YOUR INSTRUCTIONS: Swap "Localize" for "Locate" in the lines starting with the first line and going on through the line with "bar-market: Market bbox=[1286, 369, 1522, 557]", and give those lines back with nothing else changed.
[start]
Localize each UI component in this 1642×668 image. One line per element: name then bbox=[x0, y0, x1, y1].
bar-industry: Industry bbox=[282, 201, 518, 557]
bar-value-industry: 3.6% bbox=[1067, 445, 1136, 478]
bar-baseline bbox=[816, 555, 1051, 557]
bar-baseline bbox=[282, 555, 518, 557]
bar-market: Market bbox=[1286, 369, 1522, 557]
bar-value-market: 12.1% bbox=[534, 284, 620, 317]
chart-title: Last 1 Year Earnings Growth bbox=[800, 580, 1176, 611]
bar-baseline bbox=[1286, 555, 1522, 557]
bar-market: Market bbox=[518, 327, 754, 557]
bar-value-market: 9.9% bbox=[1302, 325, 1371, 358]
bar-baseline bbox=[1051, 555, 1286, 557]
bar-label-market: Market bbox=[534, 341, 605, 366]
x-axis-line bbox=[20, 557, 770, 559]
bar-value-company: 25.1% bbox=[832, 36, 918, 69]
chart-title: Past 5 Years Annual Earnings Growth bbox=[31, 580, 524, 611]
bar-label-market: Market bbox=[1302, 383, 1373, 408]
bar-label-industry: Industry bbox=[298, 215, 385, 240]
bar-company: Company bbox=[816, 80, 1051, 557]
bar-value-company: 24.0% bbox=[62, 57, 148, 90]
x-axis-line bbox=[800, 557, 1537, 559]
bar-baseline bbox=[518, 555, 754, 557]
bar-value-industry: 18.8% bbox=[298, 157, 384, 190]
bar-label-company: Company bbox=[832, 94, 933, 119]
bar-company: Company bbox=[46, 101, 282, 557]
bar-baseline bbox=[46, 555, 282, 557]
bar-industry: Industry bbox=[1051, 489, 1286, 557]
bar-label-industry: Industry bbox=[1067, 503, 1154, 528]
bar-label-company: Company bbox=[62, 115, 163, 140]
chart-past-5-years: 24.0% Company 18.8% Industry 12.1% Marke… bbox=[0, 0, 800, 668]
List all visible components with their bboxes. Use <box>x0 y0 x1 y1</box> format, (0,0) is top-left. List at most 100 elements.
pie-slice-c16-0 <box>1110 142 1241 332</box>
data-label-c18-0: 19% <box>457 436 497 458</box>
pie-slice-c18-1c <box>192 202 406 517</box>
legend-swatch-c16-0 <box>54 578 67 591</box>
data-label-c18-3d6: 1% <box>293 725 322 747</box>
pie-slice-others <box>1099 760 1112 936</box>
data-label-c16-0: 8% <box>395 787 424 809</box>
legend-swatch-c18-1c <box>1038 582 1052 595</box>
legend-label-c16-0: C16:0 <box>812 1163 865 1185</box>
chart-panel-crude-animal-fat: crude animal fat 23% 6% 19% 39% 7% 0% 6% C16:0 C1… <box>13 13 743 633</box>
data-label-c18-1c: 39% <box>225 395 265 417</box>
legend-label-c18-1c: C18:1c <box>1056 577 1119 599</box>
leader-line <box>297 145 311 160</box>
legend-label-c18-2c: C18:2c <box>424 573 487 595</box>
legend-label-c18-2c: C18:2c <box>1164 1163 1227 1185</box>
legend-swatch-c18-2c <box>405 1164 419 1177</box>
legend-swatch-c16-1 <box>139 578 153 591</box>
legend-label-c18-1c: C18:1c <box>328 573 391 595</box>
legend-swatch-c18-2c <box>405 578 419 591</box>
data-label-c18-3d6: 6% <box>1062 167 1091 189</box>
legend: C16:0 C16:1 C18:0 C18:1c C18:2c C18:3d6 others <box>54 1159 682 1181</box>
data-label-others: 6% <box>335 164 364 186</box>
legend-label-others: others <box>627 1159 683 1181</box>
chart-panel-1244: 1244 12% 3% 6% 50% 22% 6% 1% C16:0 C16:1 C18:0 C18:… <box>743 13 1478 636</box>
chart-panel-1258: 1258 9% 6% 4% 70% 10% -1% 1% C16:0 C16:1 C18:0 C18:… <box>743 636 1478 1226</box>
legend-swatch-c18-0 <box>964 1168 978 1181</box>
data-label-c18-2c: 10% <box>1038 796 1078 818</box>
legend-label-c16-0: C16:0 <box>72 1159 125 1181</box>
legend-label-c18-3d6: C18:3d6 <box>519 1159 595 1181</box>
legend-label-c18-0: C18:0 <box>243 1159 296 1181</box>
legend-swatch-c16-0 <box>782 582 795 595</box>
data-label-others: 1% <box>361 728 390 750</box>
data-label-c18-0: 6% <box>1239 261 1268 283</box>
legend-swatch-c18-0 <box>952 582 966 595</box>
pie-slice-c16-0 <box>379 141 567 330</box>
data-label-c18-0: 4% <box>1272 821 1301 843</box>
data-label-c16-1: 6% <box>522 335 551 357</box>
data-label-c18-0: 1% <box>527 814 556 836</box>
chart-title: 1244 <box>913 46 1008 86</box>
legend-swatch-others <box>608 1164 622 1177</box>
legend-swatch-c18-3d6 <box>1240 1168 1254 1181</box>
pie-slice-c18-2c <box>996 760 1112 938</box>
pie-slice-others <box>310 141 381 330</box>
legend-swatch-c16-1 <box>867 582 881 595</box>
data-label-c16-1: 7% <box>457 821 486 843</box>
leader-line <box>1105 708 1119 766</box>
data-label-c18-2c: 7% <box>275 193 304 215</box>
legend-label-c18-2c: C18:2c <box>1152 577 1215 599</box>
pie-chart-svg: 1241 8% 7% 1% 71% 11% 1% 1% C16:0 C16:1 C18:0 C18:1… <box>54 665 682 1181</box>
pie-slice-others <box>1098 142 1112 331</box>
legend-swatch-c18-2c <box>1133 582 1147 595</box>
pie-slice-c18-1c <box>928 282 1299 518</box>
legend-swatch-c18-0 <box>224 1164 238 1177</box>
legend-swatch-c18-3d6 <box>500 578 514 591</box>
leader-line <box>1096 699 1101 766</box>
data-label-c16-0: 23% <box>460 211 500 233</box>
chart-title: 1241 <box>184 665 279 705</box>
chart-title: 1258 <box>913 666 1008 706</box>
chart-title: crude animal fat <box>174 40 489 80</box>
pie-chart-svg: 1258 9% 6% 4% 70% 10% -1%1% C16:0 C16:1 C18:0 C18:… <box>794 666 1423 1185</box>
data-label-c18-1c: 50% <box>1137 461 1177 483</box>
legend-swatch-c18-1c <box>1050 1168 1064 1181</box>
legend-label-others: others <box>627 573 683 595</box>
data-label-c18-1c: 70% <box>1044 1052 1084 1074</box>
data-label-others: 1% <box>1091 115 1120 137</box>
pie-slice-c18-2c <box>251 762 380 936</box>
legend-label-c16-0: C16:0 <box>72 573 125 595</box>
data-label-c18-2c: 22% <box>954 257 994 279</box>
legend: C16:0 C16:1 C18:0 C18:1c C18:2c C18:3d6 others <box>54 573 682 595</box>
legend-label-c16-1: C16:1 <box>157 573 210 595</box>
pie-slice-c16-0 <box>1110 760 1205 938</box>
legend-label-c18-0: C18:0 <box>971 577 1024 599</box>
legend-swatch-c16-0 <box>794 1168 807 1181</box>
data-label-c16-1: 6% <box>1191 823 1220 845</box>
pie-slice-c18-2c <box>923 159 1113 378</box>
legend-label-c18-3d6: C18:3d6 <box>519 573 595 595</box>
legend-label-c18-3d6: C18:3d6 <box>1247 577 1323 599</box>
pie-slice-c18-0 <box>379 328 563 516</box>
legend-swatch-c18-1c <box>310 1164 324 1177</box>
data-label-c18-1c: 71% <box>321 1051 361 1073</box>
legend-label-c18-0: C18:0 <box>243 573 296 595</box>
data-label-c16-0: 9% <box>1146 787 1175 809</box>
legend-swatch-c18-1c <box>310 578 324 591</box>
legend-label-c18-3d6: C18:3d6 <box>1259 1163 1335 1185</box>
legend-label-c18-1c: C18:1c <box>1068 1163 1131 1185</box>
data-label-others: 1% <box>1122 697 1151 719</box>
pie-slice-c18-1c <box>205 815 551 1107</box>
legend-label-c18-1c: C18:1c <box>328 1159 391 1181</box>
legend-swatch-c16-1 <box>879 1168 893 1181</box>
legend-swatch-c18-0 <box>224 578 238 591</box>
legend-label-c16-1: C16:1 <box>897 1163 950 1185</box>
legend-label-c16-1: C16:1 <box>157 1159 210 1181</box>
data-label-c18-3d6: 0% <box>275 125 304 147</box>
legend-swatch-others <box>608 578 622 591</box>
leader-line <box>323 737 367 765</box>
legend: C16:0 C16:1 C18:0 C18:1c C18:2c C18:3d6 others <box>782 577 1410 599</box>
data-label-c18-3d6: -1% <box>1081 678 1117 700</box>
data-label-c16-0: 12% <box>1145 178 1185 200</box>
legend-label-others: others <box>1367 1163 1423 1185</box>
[end]
ANSWER:
Locate each UI component in this 1642×668 image. One line per element: name then bbox=[x0, y0, x1, y1].
bar-industry: Industry bbox=[282, 201, 518, 557]
bar-value-industry: 3.6% bbox=[1067, 445, 1136, 478]
bar-baseline bbox=[816, 555, 1051, 557]
bar-baseline bbox=[282, 555, 518, 557]
bar-market: Market bbox=[1286, 369, 1522, 557]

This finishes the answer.